What you have to do: Omit all pictures and give the records below again exactly as written.

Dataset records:

## BEGIN

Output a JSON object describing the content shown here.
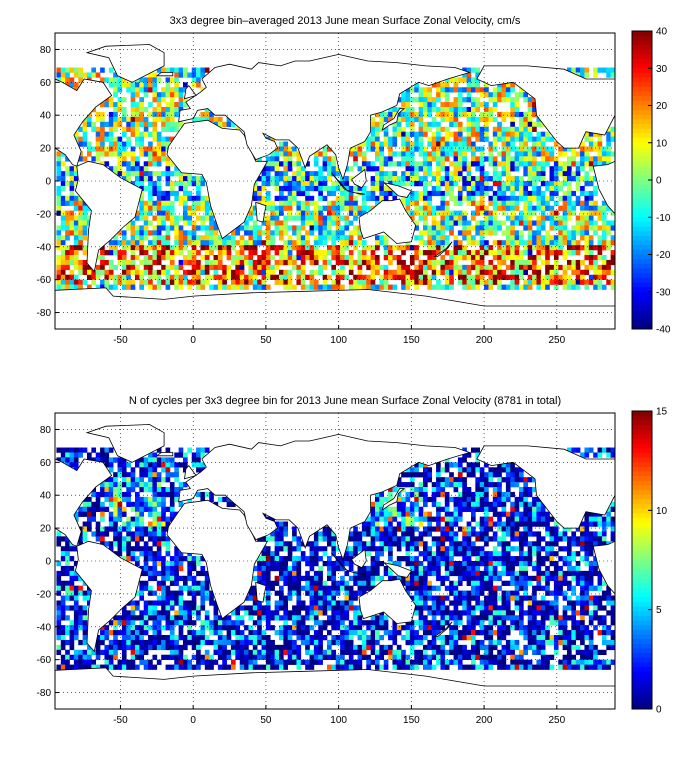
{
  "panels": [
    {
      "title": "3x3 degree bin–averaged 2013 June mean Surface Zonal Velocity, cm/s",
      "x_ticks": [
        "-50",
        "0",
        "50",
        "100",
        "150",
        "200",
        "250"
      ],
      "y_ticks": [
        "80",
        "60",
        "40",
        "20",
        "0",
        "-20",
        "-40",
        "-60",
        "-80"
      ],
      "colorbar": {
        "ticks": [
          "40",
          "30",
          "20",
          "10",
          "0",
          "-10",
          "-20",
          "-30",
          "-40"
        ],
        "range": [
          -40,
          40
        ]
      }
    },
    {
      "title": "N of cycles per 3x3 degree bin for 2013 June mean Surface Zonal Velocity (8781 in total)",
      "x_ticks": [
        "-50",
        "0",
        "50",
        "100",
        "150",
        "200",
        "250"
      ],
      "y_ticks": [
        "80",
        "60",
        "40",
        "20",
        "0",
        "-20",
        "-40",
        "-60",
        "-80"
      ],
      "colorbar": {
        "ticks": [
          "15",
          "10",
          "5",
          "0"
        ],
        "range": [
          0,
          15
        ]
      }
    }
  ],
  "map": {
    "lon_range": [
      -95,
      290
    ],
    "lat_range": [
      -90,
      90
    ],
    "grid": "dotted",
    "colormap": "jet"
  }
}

## END

Solution to this problem:
Output a JSON object describing the content shown here.
{
  "panels": [
    {
      "title": "3x3 degree bin–averaged 2013 June mean Surface Zonal Velocity, cm/s",
      "x_ticks": [
        "-50",
        "0",
        "50",
        "100",
        "150",
        "200",
        "250"
      ],
      "y_ticks": [
        "80",
        "60",
        "40",
        "20",
        "0",
        "-20",
        "-40",
        "-60",
        "-80"
      ],
      "colorbar": {
        "ticks": [
          "40",
          "30",
          "20",
          "10",
          "0",
          "-10",
          "-20",
          "-30",
          "-40"
        ],
        "range": [
          -40,
          40
        ]
      }
    },
    {
      "title": "N of cycles per 3x3 degree bin for 2013 June mean Surface Zonal Velocity (8781 in total)",
      "x_ticks": [
        "-50",
        "0",
        "50",
        "100",
        "150",
        "200",
        "250"
      ],
      "y_ticks": [
        "80",
        "60",
        "40",
        "20",
        "0",
        "-20",
        "-40",
        "-60",
        "-80"
      ],
      "colorbar": {
        "ticks": [
          "15",
          "10",
          "5",
          "0"
        ],
        "range": [
          0,
          15
        ]
      }
    }
  ],
  "map": {
    "lon_range": [
      -95,
      290
    ],
    "lat_range": [
      -90,
      90
    ],
    "grid": "dotted",
    "colormap": "jet"
  }
}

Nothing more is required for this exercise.